Entries from a collection:
** START **

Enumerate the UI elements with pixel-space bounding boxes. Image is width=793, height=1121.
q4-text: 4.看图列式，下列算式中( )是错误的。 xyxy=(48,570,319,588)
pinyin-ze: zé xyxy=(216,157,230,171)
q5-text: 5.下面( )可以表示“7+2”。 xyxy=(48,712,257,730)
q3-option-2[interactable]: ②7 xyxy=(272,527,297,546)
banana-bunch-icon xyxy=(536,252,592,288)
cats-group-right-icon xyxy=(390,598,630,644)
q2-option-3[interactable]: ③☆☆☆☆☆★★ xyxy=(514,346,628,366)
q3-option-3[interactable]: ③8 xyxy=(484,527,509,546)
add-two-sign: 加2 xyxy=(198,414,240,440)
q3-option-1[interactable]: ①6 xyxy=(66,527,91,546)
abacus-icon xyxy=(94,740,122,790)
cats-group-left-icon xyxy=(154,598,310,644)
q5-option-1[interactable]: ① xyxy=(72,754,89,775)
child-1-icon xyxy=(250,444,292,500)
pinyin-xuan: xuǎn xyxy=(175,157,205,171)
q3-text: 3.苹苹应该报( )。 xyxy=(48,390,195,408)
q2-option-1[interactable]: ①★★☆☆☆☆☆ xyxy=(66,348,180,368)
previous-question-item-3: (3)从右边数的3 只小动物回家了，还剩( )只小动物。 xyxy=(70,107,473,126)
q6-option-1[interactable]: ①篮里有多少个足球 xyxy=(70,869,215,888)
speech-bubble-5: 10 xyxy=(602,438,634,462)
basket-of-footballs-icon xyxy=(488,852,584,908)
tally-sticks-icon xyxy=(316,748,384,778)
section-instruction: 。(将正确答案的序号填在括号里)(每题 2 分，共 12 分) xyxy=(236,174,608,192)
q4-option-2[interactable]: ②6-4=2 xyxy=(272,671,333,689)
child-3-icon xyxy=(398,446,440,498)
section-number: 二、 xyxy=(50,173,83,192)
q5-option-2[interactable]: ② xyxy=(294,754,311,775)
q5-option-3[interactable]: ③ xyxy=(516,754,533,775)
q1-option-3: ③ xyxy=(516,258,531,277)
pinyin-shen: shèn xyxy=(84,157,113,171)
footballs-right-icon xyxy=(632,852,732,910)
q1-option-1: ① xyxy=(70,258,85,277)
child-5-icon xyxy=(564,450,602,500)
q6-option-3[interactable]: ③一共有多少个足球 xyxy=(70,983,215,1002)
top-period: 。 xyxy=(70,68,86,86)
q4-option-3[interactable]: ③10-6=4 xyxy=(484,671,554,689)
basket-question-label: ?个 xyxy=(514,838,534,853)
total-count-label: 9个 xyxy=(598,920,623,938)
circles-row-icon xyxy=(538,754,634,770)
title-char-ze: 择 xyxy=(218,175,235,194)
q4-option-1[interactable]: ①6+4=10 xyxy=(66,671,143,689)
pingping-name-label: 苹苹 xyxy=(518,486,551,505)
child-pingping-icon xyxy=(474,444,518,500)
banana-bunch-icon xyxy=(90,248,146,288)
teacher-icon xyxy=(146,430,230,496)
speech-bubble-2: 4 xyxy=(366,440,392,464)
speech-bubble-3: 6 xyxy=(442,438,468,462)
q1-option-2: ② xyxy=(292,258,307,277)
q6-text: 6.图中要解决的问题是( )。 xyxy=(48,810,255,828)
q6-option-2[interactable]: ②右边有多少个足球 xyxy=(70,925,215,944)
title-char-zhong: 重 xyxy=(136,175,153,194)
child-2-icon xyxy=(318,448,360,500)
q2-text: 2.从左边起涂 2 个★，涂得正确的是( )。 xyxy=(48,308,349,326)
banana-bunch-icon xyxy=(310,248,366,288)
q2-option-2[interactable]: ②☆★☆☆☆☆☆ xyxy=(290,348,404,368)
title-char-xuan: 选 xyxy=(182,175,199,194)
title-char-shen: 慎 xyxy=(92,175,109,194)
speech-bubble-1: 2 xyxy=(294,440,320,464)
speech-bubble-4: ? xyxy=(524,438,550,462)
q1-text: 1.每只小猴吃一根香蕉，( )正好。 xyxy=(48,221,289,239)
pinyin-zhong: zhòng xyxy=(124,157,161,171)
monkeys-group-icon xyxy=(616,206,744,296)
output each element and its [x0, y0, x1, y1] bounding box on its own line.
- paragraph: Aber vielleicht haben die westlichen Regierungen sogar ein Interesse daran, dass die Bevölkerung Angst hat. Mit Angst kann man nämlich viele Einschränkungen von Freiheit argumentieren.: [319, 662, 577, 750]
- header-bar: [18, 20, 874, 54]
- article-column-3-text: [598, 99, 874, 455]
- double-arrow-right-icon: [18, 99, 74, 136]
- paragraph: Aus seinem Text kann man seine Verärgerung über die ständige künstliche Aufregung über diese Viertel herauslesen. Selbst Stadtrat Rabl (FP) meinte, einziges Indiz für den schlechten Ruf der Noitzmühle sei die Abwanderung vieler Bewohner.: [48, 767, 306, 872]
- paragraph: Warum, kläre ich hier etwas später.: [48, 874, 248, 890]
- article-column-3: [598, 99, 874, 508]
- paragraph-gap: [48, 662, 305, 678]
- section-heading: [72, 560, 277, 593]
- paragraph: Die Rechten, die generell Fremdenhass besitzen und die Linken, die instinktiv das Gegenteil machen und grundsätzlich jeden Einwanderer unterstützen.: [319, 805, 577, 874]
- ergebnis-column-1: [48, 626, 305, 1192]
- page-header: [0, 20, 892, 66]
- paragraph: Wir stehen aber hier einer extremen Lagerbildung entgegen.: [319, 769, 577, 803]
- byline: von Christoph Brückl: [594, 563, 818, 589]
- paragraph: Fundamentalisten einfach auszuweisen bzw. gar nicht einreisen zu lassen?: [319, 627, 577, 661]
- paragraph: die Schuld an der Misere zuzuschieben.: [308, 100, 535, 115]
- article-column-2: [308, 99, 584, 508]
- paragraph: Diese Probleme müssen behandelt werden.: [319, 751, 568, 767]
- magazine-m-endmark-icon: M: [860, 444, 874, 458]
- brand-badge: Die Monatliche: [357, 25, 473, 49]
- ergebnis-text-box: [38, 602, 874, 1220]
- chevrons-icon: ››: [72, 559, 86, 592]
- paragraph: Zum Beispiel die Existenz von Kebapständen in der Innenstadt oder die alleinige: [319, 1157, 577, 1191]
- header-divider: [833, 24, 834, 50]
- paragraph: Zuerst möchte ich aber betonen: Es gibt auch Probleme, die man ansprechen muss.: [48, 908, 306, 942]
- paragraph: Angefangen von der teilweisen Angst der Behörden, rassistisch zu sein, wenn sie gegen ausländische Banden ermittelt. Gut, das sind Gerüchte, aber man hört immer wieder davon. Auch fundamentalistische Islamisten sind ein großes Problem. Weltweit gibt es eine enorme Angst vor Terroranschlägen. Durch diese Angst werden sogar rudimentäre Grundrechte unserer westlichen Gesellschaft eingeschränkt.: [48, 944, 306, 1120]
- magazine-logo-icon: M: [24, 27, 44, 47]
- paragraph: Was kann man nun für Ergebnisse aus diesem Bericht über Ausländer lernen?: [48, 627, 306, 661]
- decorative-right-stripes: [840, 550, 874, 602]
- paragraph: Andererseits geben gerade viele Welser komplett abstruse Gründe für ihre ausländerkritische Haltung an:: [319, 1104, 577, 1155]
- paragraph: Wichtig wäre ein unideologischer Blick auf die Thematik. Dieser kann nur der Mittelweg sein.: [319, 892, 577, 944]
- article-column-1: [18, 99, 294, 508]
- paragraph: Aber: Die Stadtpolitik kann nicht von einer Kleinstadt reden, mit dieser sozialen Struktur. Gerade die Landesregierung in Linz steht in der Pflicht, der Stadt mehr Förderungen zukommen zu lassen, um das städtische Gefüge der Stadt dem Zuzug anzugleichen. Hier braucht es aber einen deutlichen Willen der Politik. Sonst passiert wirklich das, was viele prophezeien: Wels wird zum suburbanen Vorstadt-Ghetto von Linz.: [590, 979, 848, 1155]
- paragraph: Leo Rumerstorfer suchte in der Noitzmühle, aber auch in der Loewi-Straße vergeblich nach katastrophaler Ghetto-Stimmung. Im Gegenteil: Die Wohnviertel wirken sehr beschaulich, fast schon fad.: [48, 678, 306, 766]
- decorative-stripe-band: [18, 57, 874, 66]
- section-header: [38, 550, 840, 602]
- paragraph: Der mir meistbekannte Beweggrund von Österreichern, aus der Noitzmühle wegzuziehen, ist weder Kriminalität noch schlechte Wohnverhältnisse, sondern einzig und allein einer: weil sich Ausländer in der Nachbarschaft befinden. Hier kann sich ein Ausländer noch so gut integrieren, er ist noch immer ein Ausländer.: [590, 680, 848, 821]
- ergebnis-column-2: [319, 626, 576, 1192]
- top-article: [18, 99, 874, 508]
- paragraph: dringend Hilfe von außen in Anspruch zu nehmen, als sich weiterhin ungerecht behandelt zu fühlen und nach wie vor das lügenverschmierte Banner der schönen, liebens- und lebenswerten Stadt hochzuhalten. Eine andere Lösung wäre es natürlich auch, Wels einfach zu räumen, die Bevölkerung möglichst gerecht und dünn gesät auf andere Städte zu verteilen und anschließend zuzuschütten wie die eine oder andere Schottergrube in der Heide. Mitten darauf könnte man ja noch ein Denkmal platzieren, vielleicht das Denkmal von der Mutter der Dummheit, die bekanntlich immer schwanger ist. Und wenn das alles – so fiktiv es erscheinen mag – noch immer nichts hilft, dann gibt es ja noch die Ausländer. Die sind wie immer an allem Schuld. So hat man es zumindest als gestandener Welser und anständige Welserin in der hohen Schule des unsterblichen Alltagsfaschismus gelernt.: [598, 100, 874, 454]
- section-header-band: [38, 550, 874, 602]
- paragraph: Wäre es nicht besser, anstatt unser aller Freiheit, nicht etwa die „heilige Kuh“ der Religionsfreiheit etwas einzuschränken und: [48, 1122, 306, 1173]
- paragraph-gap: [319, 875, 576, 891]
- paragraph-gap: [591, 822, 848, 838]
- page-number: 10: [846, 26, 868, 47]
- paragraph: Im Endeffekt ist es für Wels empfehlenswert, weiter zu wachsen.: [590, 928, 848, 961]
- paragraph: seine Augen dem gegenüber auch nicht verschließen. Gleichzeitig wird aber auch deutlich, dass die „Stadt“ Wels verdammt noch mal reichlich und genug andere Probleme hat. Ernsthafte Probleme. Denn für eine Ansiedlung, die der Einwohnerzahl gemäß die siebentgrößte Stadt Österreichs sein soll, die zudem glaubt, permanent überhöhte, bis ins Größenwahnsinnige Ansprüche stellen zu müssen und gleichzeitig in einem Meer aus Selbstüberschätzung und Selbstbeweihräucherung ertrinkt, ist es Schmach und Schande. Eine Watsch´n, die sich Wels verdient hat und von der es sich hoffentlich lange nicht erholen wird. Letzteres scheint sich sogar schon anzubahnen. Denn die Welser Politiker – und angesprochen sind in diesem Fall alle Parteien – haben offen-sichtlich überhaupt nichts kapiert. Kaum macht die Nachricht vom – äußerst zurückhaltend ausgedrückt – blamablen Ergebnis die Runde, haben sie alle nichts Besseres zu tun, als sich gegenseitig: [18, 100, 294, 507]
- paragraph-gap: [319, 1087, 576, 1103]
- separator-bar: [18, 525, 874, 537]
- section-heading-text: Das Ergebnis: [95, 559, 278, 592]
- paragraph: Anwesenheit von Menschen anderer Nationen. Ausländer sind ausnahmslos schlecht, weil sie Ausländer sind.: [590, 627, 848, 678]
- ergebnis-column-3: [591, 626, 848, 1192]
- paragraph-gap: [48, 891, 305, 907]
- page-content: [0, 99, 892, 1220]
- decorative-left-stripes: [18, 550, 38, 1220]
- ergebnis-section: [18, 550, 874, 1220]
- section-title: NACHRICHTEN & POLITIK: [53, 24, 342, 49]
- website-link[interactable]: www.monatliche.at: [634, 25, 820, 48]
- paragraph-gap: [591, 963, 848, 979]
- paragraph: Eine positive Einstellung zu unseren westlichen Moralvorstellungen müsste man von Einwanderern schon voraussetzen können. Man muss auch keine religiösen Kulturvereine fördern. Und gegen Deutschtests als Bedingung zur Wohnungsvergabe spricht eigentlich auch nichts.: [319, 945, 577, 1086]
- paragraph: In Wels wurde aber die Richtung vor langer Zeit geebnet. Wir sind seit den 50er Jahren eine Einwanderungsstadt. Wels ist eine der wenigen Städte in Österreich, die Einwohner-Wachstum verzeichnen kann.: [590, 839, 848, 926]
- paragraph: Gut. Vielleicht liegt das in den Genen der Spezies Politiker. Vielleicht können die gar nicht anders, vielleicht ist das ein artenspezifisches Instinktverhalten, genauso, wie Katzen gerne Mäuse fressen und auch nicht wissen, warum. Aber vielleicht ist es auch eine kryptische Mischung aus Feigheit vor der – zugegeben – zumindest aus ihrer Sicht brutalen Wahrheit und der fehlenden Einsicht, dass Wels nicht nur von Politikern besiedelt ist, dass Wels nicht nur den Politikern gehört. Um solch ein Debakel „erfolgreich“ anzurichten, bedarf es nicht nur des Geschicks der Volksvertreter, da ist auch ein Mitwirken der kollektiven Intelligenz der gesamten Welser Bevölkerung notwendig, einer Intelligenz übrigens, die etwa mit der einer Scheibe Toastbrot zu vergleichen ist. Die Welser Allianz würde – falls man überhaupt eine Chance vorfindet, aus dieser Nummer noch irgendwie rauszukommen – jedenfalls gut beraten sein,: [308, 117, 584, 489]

** END **

• BRIEF:
Reproduce word for word everything from the first row down to the row containing "banana-bunch-icon xyxy=(536,252,592,288)", including both.

• THE COMPLETED TASK:
Enumerate the UI elements with pixel-space bounding boxes. Image is width=793, height=1121.
q4-text: 4.看图列式，下列算式中( )是错误的。 xyxy=(48,570,319,588)
pinyin-ze: zé xyxy=(216,157,230,171)
q5-text: 5.下面( )可以表示“7+2”。 xyxy=(48,712,257,730)
q3-option-2[interactable]: ②7 xyxy=(272,527,297,546)
banana-bunch-icon xyxy=(536,252,592,288)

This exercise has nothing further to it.